▸ **TO DO**:
Your task is to copy the material exactly.

▸ **SUPPLIED ENTRIES**:
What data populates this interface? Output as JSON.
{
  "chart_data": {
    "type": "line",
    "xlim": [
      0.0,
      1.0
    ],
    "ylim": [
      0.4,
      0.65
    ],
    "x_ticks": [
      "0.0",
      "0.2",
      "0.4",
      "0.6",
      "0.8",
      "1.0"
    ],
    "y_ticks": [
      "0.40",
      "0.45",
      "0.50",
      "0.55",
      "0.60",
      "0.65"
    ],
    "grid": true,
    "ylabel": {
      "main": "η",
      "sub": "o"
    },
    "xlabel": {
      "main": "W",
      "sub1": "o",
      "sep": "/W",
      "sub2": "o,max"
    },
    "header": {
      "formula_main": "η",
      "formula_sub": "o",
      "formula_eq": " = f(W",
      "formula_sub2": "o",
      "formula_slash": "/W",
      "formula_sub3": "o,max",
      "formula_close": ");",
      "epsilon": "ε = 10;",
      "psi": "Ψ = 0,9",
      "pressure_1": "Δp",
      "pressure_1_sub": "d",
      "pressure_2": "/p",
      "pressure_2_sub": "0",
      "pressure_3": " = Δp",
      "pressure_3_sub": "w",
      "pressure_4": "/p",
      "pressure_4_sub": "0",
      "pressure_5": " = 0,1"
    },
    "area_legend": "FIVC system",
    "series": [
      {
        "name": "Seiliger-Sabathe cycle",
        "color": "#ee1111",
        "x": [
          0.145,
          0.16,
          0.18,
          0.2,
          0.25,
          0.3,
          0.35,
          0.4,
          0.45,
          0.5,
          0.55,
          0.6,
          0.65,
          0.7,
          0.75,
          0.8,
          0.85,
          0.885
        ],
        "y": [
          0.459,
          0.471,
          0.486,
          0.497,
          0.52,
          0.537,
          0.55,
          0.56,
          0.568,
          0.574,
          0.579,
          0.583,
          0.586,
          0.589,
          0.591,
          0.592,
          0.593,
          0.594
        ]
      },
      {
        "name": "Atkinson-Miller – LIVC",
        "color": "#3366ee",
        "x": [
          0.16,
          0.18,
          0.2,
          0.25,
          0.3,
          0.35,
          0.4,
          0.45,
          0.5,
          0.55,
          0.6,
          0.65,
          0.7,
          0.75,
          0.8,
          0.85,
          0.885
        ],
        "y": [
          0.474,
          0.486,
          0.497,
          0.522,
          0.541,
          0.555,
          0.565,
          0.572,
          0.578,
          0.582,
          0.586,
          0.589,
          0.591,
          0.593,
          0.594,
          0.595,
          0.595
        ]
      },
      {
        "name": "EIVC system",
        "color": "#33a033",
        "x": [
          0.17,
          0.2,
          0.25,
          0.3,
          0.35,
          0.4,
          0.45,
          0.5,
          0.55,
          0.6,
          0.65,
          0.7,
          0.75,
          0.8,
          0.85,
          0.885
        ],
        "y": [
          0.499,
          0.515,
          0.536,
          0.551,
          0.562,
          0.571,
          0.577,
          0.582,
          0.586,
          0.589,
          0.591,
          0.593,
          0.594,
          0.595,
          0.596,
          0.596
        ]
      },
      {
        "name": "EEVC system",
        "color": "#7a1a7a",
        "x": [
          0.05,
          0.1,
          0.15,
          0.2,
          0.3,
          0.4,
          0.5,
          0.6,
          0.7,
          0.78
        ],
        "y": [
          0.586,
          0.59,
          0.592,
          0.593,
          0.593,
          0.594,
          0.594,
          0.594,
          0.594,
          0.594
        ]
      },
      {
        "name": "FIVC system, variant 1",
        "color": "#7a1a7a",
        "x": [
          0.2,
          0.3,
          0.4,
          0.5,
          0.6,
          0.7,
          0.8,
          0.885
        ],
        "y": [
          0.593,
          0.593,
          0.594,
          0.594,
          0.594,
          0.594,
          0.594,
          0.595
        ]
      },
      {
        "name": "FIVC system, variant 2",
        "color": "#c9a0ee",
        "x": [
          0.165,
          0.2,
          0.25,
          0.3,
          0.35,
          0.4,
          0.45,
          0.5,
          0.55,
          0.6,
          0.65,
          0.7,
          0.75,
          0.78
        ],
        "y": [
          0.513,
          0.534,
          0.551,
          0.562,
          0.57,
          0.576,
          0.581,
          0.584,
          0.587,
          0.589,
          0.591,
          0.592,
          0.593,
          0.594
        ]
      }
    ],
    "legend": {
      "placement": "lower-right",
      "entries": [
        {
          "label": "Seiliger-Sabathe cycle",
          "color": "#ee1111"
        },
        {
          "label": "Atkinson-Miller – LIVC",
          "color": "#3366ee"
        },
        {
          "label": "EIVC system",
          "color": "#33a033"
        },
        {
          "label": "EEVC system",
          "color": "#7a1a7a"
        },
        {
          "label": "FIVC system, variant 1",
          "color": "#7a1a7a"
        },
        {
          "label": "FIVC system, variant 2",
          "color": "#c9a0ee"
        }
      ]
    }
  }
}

▸ **EXERCISE OUTPUT**:
What data populates this interface? Output as JSON.
{
  "chart_data": {
    "type": "line",
    "xlim": [
      0.0,
      1.0
    ],
    "ylim": [
      0.4,
      0.65
    ],
    "x_ticks": [
      "0.0",
      "0.2",
      "0.4",
      "0.6",
      "0.8",
      "1.0"
    ],
    "y_ticks": [
      "0.40",
      "0.45",
      "0.50",
      "0.55",
      "0.60",
      "0.65"
    ],
    "grid": true,
    "ylabel": {
      "main": "η",
      "sub": "o"
    },
    "xlabel": {
      "main": "W",
      "sub1": "o",
      "sep": "/W",
      "sub2": "o,max"
    },
    "header": {
      "formula_main": "η",
      "formula_sub": "o",
      "formula_eq": " = f(W",
      "formula_sub2": "o",
      "formula_slash": "/W",
      "formula_sub3": "o,max",
      "formula_close": ");",
      "epsilon": "ε = 10;",
      "psi": "Ψ = 0,9",
      "pressure_1": "Δp",
      "pressure_1_sub": "d",
      "pressure_2": "/p",
      "pressure_2_sub": "0",
      "pressure_3": " = Δp",
      "pressure_3_sub": "w",
      "pressure_4": "/p",
      "pressure_4_sub": "0",
      "pressure_5": " = 0,1"
    },
    "area_legend": "FIVC system",
    "series": [
      {
        "name": "Seiliger-Sabathe cycle",
        "color": "#ee1111",
        "x": [
          0.145,
          0.16,
          0.18,
          0.2,
          0.25,
          0.3,
          0.35,
          0.4,
          0.45,
          0.5,
          0.55,
          0.6,
          0.65,
          0.7,
          0.75,
          0.8,
          0.85,
          0.885
        ],
        "y": [
          0.459,
          0.471,
          0.486,
          0.497,
          0.52,
          0.537,
          0.55,
          0.56,
          0.568,
          0.574,
          0.579,
          0.583,
          0.586,
          0.589,
          0.591,
          0.592,
          0.593,
          0.594
        ]
      },
      {
        "name": "Atkinson-Miller – LIVC",
        "color": "#3366ee",
        "x": [
          0.16,
          0.18,
          0.2,
          0.25,
          0.3,
          0.35,
          0.4,
          0.45,
          0.5,
          0.55,
          0.6,
          0.65,
          0.7,
          0.75,
          0.8,
          0.85,
          0.885
        ],
        "y": [
          0.474,
          0.486,
          0.497,
          0.522,
          0.541,
          0.555,
          0.565,
          0.572,
          0.578,
          0.582,
          0.586,
          0.589,
          0.591,
          0.593,
          0.594,
          0.595,
          0.595
        ]
      },
      {
        "name": "EIVC system",
        "color": "#33a033",
        "x": [
          0.17,
          0.2,
          0.25,
          0.3,
          0.35,
          0.4,
          0.45,
          0.5,
          0.55,
          0.6,
          0.65,
          0.7,
          0.75,
          0.8,
          0.85,
          0.885
        ],
        "y": [
          0.499,
          0.515,
          0.536,
          0.551,
          0.562,
          0.571,
          0.577,
          0.582,
          0.586,
          0.589,
          0.591,
          0.593,
          0.594,
          0.595,
          0.596,
          0.596
        ]
      },
      {
        "name": "EEVC system",
        "color": "#7a1a7a",
        "x": [
          0.05,
          0.1,
          0.15,
          0.2,
          0.3,
          0.4,
          0.5,
          0.6,
          0.7,
          0.78
        ],
        "y": [
          0.586,
          0.59,
          0.592,
          0.593,
          0.593,
          0.594,
          0.594,
          0.594,
          0.594,
          0.594
        ]
      },
      {
        "name": "FIVC system, variant 1",
        "color": "#7a1a7a",
        "x": [
          0.2,
          0.3,
          0.4,
          0.5,
          0.6,
          0.7,
          0.8,
          0.885
        ],
        "y": [
          0.593,
          0.593,
          0.594,
          0.594,
          0.594,
          0.594,
          0.594,
          0.595
        ]
      },
      {
        "name": "FIVC system, variant 2",
        "color": "#c9a0ee",
        "x": [
          0.165,
          0.2,
          0.25,
          0.3,
          0.35,
          0.4,
          0.45,
          0.5,
          0.55,
          0.6,
          0.65,
          0.7,
          0.75,
          0.78
        ],
        "y": [
          0.513,
          0.534,
          0.551,
          0.562,
          0.57,
          0.576,
          0.581,
          0.584,
          0.587,
          0.589,
          0.591,
          0.592,
          0.593,
          0.594
        ]
      }
    ],
    "legend": {
      "placement": "lower-right",
      "entries": [
        {
          "label": "Seiliger-Sabathe cycle",
          "color": "#ee1111"
        },
        {
          "label": "Atkinson-Miller – LIVC",
          "color": "#3366ee"
        },
        {
          "label": "EIVC system",
          "color": "#33a033"
        },
        {
          "label": "EEVC system",
          "color": "#7a1a7a"
        },
        {
          "label": "FIVC system, variant 1",
          "color": "#7a1a7a"
        },
        {
          "label": "FIVC system, variant 2",
          "color": "#c9a0ee"
        }
      ]
    }
  }
}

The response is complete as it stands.